-- start Dataset extract --
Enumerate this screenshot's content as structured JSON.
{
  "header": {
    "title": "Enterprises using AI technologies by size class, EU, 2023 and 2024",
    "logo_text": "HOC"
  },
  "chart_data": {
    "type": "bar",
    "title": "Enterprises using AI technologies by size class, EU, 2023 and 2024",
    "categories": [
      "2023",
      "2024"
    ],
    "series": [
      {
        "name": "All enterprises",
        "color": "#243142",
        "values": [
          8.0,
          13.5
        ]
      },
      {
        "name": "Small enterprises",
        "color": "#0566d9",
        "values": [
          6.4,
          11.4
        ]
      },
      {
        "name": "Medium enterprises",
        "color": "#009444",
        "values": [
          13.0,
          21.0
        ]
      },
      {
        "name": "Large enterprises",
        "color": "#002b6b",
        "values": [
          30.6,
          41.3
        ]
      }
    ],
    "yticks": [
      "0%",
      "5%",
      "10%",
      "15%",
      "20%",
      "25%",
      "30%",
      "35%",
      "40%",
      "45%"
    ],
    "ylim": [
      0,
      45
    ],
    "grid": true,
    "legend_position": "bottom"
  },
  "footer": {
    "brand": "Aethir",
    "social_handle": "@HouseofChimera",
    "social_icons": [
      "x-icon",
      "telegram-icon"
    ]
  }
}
-- end Dataset extract --
▸ **Stated task**: Transcribe the material exactly as it reads.

▸ **Response**:
Enumerate this screenshot's content as structured JSON.
{
  "header": {
    "title": "Enterprises using AI technologies by size class, EU, 2023 and 2024",
    "logo_text": "HOC"
  },
  "chart_data": {
    "type": "bar",
    "title": "Enterprises using AI technologies by size class, EU, 2023 and 2024",
    "categories": [
      "2023",
      "2024"
    ],
    "series": [
      {
        "name": "All enterprises",
        "color": "#243142",
        "values": [
          8.0,
          13.5
        ]
      },
      {
        "name": "Small enterprises",
        "color": "#0566d9",
        "values": [
          6.4,
          11.4
        ]
      },
      {
        "name": "Medium enterprises",
        "color": "#009444",
        "values": [
          13.0,
          21.0
        ]
      },
      {
        "name": "Large enterprises",
        "color": "#002b6b",
        "values": [
          30.6,
          41.3
        ]
      }
    ],
    "yticks": [
      "0%",
      "5%",
      "10%",
      "15%",
      "20%",
      "25%",
      "30%",
      "35%",
      "40%",
      "45%"
    ],
    "ylim": [
      0,
      45
    ],
    "grid": true,
    "legend_position": "bottom"
  },
  "footer": {
    "brand": "Aethir",
    "social_handle": "@HouseofChimera",
    "social_icons": [
      "x-icon",
      "telegram-icon"
    ]
  }
}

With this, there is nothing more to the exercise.